> Job
Restate the records below word for word, and omit the images they hold.

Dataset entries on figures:
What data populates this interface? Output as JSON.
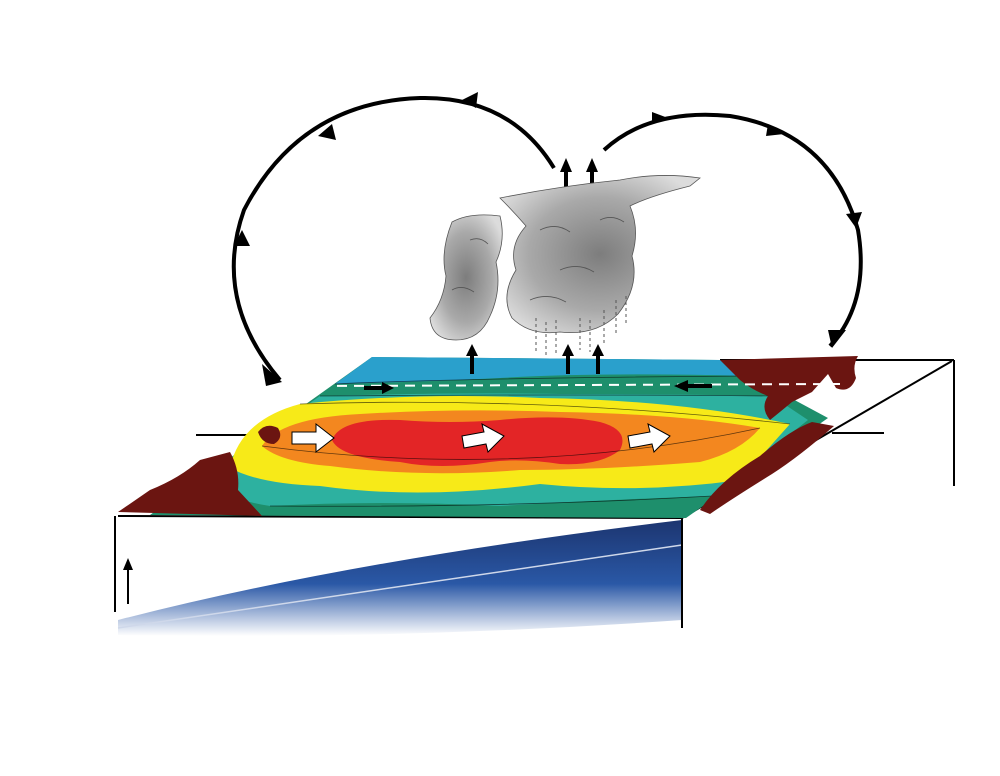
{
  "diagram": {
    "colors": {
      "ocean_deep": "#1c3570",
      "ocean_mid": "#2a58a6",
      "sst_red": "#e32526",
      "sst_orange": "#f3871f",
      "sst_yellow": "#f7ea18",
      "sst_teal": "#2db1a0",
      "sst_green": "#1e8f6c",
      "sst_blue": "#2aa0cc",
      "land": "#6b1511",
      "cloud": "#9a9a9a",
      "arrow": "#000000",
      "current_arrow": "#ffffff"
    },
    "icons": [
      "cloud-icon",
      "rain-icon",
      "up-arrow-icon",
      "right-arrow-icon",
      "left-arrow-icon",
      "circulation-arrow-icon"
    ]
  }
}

> Final result
What data populates this interface? Output as JSON.
{
  "diagram": {
    "colors": {
      "ocean_deep": "#1c3570",
      "ocean_mid": "#2a58a6",
      "sst_red": "#e32526",
      "sst_orange": "#f3871f",
      "sst_yellow": "#f7ea18",
      "sst_teal": "#2db1a0",
      "sst_green": "#1e8f6c",
      "sst_blue": "#2aa0cc",
      "land": "#6b1511",
      "cloud": "#9a9a9a",
      "arrow": "#000000",
      "current_arrow": "#ffffff"
    },
    "icons": [
      "cloud-icon",
      "rain-icon",
      "up-arrow-icon",
      "right-arrow-icon",
      "left-arrow-icon",
      "circulation-arrow-icon"
    ]
  }
}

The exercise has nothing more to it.